> _What you have to do_:
Keep only those lines of the records that include the string "аграрный".
(begin)
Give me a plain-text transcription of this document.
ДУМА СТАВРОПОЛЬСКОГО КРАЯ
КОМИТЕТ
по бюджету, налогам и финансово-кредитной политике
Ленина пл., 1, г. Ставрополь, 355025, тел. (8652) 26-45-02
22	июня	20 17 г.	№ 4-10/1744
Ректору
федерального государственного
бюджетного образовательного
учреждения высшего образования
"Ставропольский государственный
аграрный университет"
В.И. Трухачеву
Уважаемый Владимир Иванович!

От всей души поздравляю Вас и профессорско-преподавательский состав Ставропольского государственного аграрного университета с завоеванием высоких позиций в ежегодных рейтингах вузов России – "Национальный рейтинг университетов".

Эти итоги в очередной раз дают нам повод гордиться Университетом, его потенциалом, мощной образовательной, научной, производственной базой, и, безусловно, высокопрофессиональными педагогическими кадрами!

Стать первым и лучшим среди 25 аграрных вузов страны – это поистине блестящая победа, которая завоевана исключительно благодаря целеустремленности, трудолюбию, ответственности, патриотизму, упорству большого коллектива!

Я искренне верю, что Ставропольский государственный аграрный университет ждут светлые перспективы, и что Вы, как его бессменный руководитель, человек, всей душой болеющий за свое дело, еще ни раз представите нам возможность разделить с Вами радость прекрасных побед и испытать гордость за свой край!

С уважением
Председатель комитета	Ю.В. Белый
(end)
> _Finished task_:
аграрный университет"
Я искренне верю, что Ставропольский государственный аграрный университет ждут светлые перспективы, и что Вы, как его бессменный руководитель, человек, всей душой болеющий за свое дело, еще ни раз представите нам возможность разделить с Вами радость прекрасных побед и испытать гордость за свой край!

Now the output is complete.